Your task is to copy the listing exactly, with the pictures left out.

----- LISTED ENTRIES -----

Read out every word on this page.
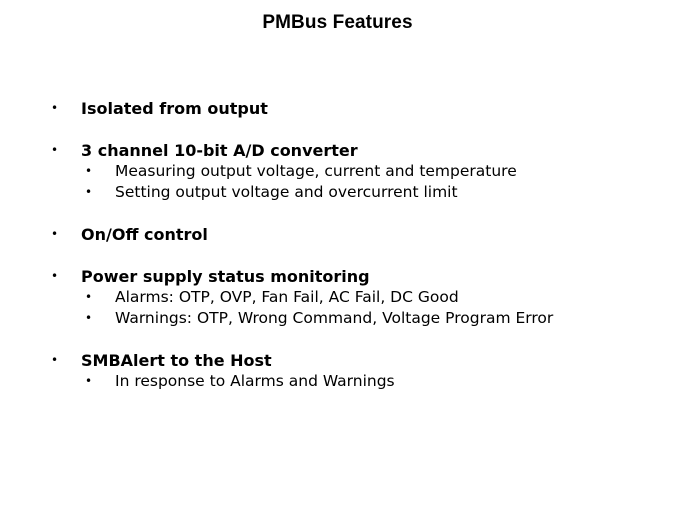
PMBus Features
• Isolated from output
• 3 channel 10-bit A/D converter
• Measuring output voltage, current and temperature
• Setting output voltage and overcurrent limit
• On/Off control
• Power supply status monitoring
• Alarms: OTP, OVP, Fan Fail, AC Fail, DC Good
• Warnings: OTP, Wrong Command, Voltage Program Error
• SMBAlert to the Host
• In response to Alarms and Warnings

-----

**EXERCISE SOLUTION:**
Read out every word on this page.
PMBus Features
• Isolated from output
• 3 channel 10-bit A/D converter
• Measuring output voltage, current and temperature
• Setting output voltage and overcurrent limit
• On/Off control
• Power supply status monitoring
• Alarms: OTP, OVP, Fan Fail, AC Fail, DC Good
• Warnings: OTP, Wrong Command, Voltage Program Error
• SMBAlert to the Host
• In response to Alarms and Warnings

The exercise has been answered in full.